## DIRECTIONS FOR THIS TASK
Using the listing below, give the number of lines where "posizione" appears, and nothing else.

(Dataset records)
((

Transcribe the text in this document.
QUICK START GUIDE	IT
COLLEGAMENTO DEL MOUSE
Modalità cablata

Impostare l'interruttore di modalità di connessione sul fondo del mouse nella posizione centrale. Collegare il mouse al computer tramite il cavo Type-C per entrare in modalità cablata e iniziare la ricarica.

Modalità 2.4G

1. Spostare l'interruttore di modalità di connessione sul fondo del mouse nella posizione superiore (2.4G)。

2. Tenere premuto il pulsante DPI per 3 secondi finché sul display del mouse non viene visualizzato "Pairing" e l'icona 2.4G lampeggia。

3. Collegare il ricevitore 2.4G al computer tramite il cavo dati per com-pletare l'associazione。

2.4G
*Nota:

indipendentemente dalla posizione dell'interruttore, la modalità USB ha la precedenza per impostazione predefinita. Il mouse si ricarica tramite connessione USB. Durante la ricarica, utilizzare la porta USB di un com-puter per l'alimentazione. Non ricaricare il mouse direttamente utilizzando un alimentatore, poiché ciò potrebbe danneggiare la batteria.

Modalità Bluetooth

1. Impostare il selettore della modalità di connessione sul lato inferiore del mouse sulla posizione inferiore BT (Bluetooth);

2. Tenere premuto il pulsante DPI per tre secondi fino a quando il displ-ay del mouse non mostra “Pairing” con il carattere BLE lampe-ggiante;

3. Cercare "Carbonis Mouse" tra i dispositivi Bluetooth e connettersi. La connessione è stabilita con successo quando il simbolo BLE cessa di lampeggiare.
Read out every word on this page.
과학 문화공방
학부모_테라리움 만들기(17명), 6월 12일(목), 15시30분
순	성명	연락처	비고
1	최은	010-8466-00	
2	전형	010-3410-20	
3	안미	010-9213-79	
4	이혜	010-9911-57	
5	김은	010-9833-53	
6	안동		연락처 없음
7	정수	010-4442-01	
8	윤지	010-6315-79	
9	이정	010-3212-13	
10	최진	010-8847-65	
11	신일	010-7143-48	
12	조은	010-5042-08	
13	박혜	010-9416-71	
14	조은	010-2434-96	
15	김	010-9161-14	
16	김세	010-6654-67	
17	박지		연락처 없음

))

## RESPONSE BELOW
4